_EXERCISE OBJECTIVE_
Take every line where the string "Account" appears and copy it.

___ RECORDS SUPPLIED ___

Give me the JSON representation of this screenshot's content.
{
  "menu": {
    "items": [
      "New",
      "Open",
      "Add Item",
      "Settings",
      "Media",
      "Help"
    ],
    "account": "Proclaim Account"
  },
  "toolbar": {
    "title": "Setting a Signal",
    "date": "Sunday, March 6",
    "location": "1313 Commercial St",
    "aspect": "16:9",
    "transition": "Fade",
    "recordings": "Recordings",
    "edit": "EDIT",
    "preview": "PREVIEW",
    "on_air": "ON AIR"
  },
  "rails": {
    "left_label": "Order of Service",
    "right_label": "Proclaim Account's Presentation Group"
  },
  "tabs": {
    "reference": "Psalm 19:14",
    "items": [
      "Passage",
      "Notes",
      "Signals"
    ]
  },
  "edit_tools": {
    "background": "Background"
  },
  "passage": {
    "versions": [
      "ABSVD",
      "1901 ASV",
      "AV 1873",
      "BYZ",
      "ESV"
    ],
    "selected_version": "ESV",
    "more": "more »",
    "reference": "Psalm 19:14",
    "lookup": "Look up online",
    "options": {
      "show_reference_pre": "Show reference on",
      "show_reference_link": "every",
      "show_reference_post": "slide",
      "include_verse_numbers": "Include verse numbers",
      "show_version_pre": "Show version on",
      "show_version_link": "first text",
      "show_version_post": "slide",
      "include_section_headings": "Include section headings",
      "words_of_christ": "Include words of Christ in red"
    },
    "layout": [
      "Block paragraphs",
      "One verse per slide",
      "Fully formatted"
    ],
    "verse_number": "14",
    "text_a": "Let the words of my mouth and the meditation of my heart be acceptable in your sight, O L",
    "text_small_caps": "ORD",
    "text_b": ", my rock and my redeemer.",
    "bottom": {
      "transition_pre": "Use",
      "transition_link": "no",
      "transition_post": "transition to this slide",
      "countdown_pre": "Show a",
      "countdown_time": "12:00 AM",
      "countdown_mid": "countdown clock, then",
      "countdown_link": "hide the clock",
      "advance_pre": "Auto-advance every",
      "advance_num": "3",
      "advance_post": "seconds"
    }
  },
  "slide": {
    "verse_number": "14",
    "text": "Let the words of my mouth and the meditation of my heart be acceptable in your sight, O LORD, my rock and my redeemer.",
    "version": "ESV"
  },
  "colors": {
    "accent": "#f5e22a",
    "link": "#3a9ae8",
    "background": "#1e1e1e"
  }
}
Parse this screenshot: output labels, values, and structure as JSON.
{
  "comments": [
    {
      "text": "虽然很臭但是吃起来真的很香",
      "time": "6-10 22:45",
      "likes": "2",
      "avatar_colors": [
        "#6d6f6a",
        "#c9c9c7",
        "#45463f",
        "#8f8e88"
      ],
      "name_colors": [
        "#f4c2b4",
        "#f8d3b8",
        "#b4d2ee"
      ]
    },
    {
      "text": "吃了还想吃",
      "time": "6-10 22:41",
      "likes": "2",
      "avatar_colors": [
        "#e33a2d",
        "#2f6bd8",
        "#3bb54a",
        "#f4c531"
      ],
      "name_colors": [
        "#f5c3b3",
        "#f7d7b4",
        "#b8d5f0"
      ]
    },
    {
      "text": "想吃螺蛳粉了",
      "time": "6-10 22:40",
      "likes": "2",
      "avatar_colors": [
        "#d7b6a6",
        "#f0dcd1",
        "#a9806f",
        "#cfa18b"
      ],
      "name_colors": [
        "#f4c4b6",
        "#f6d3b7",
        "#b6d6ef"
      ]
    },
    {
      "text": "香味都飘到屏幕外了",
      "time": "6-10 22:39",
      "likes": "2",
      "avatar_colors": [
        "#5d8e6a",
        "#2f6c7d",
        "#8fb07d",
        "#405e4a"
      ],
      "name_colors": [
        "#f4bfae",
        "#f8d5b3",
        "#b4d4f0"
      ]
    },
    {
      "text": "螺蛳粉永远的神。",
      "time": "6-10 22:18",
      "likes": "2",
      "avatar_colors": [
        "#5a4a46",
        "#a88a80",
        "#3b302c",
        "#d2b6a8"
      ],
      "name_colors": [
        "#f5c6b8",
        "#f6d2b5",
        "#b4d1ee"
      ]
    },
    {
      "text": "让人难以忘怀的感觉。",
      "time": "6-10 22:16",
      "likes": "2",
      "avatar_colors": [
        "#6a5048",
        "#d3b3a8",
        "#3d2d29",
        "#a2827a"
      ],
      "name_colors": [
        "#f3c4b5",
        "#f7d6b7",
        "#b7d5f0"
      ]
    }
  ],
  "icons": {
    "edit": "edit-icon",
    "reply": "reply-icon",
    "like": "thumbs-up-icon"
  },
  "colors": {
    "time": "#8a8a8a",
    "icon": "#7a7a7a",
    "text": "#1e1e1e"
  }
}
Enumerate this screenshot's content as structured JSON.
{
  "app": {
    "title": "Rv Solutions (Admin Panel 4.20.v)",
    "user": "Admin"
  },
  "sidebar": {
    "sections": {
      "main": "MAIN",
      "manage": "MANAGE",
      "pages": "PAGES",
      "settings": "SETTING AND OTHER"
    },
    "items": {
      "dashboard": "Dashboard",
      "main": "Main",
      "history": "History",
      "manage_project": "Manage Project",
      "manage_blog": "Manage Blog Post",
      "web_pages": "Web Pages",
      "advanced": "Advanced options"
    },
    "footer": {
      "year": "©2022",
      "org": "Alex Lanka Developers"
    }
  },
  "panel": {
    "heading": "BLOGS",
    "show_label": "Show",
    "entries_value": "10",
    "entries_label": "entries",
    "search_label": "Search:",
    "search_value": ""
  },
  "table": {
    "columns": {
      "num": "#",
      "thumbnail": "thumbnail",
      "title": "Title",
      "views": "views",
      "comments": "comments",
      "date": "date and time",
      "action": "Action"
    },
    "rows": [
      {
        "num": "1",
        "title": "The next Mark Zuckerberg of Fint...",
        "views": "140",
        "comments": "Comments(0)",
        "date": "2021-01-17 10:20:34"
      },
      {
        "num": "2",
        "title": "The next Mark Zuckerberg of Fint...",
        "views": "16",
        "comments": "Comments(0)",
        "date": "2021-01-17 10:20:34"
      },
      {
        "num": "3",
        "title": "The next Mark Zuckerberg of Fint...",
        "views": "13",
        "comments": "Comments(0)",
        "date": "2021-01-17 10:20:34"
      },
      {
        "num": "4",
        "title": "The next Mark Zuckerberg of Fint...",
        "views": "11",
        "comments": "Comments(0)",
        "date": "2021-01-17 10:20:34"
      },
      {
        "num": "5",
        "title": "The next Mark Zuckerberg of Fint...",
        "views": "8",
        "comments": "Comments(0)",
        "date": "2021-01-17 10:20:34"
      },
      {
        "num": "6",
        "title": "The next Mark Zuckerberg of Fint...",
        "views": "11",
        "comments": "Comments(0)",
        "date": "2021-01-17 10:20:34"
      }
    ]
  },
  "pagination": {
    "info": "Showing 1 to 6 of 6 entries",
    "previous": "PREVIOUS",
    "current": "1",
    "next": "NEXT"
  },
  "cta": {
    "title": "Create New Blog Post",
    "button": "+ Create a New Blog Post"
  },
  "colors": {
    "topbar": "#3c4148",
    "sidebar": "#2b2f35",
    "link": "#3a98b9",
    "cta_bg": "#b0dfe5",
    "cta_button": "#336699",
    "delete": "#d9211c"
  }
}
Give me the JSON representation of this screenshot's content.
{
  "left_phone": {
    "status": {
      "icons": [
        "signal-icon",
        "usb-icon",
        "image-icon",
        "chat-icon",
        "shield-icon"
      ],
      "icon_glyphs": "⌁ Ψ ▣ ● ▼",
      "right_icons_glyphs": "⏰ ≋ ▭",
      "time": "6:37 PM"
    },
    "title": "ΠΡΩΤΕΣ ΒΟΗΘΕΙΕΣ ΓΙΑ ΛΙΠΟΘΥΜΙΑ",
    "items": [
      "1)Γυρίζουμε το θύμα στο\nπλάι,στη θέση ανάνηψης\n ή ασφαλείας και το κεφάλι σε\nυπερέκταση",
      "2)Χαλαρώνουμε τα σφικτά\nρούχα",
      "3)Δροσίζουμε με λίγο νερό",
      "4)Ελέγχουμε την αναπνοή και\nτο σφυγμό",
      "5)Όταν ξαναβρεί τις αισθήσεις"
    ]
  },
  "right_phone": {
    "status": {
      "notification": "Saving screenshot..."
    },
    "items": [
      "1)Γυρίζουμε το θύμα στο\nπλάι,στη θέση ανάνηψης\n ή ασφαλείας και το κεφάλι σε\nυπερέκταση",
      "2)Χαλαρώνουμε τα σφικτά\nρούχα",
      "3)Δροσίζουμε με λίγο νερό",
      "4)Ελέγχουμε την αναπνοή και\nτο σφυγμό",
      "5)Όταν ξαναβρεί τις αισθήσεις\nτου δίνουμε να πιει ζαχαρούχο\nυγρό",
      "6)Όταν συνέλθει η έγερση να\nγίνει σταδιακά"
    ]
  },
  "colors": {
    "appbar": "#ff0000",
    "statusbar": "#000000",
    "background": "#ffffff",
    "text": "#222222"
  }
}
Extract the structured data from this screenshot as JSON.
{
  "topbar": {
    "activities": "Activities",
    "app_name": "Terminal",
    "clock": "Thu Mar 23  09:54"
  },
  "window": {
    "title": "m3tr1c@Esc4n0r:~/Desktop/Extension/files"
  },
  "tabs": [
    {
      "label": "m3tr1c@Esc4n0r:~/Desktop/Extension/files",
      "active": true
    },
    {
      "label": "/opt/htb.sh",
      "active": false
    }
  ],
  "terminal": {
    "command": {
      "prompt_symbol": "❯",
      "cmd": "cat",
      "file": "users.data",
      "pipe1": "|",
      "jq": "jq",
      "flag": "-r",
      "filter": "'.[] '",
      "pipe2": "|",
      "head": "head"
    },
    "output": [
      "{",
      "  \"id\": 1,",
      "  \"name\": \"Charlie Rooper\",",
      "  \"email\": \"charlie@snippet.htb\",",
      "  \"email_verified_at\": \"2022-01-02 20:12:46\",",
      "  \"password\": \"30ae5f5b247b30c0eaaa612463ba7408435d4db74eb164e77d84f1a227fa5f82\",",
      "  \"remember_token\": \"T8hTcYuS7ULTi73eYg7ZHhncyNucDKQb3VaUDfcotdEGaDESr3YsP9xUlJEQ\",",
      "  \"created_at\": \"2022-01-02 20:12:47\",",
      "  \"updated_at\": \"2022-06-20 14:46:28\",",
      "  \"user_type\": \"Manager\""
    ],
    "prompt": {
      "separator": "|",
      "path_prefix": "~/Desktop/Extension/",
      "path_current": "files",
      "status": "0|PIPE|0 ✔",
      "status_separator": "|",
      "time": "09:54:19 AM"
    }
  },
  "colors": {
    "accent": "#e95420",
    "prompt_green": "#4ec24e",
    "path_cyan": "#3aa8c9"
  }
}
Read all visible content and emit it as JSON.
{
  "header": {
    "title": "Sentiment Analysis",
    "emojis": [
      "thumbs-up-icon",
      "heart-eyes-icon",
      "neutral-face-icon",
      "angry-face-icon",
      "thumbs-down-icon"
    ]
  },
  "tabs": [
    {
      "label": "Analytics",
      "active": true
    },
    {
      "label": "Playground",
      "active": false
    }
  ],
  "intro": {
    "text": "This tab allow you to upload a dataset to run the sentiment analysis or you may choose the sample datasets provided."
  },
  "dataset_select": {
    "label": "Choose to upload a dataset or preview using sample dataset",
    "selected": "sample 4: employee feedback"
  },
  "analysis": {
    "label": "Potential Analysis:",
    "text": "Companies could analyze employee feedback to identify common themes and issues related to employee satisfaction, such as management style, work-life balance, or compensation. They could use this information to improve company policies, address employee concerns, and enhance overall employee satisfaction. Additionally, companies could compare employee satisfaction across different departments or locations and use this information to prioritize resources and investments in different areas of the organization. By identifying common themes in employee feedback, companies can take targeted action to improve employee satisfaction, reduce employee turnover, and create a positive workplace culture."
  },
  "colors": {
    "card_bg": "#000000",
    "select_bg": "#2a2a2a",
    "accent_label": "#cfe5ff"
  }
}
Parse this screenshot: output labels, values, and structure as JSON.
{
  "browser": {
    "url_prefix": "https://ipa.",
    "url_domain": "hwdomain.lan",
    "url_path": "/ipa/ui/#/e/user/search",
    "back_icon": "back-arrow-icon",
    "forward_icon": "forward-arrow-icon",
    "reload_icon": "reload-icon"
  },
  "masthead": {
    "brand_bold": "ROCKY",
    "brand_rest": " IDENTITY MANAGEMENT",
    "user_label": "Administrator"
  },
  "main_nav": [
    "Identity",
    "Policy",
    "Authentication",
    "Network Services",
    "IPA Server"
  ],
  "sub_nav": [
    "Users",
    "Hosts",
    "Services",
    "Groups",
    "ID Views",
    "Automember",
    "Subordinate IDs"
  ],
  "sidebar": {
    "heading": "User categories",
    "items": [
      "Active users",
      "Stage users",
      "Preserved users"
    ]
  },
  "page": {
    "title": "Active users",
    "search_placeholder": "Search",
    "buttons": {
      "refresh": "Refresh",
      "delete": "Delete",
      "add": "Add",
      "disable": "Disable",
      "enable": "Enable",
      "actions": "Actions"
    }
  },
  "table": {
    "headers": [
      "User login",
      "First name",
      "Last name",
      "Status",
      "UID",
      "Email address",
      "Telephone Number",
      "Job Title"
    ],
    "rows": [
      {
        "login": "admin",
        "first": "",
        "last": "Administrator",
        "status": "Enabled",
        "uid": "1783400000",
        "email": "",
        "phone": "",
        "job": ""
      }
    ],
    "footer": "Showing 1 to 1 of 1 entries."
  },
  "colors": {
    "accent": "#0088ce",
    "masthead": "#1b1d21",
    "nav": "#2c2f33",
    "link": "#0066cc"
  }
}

___

_FULL OUTPUT_
    "account": "Proclaim Account"
    "right_label": "Proclaim Account's Presentation Group"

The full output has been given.